Set exercise: List the lines of this listing that hold the word "Orbán".

--- Data for this task ---

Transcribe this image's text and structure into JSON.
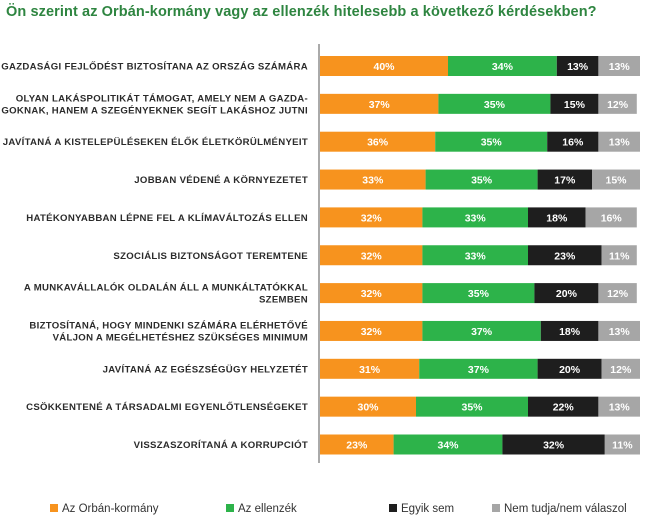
{
  "title": "Ön szerint az Orbán-kormány vagy az ellenzék hitelesebb a következő kérdésekben?",
  "chart_data": {
    "type": "bar",
    "orientation": "horizontal",
    "stacked": true,
    "value_format": "percent",
    "categories": [
      [
        "GAZDASÁGI FEJLŐDÉST BIZTOSÍTANA AZ ORSZÁG SZÁMÁRA"
      ],
      [
        "OLYAN LAKÁSPOLITIKÁT TÁMOGAT, AMELY NEM A GAZDA-",
        "GOKNAK, HANEM A SZEGÉNYEKNEK SEGÍT LAKÁSHOZ JUTNI"
      ],
      [
        "JAVÍTANÁ A KISTELEPÜLÉSEKEN ÉLŐK ÉLETKÖRÜLMÉNYEIT"
      ],
      [
        "JOBBAN VÉDENÉ A KÖRNYEZETET"
      ],
      [
        "HATÉKONYABBAN LÉPNE FEL A KLÍMAVÁLTOZÁS ELLEN"
      ],
      [
        "SZOCIÁLIS BIZTONSÁGOT TEREMTENE"
      ],
      [
        "A MUNKAVÁLLALÓK OLDALÁN ÁLL A MUNKÁLTATÓKKAL",
        "SZEMBEN"
      ],
      [
        "BIZTOSÍTANÁ, HOGY MINDENKI SZÁMÁRA ELÉRHETŐVÉ",
        "VÁLJON A MEGÉLHETÉSHEZ SZÜKSÉGES MINIMUM"
      ],
      [
        "JAVÍTANÁ AZ EGÉSZSÉGÜGY HELYZETÉT"
      ],
      [
        "CSÖKKENTENÉ A TÁRSADALMI EGYENLŐTLENSÉGEKET"
      ],
      [
        "VISSZASZORÍTANÁ A KORRUPCIÓT"
      ]
    ],
    "series": [
      {
        "name": "Az Orbán-kormány",
        "color": "#f7931e",
        "values": [
          40,
          37,
          36,
          33,
          32,
          32,
          32,
          32,
          31,
          30,
          23
        ]
      },
      {
        "name": "Az ellenzék",
        "color": "#2db34a",
        "values": [
          34,
          35,
          35,
          35,
          33,
          33,
          35,
          37,
          37,
          35,
          34
        ]
      },
      {
        "name": "Egyik sem",
        "color": "#1e1e1e",
        "values": [
          13,
          15,
          16,
          17,
          18,
          23,
          20,
          18,
          20,
          22,
          32
        ]
      },
      {
        "name": "Nem tudja/nem válaszol",
        "color": "#a6a6a6",
        "values": [
          13,
          12,
          13,
          15,
          16,
          11,
          12,
          13,
          12,
          13,
          11
        ]
      }
    ],
    "xlim": [
      0,
      100
    ],
    "legend_position": "bottom",
    "grid": false
  }
}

---

Exercise output:
  "title": "Ön szerint az Orbán-kormány vagy az ellenzék hitelesebb a következő kérdésekben?",
        "name": "Az Orbán-kormány",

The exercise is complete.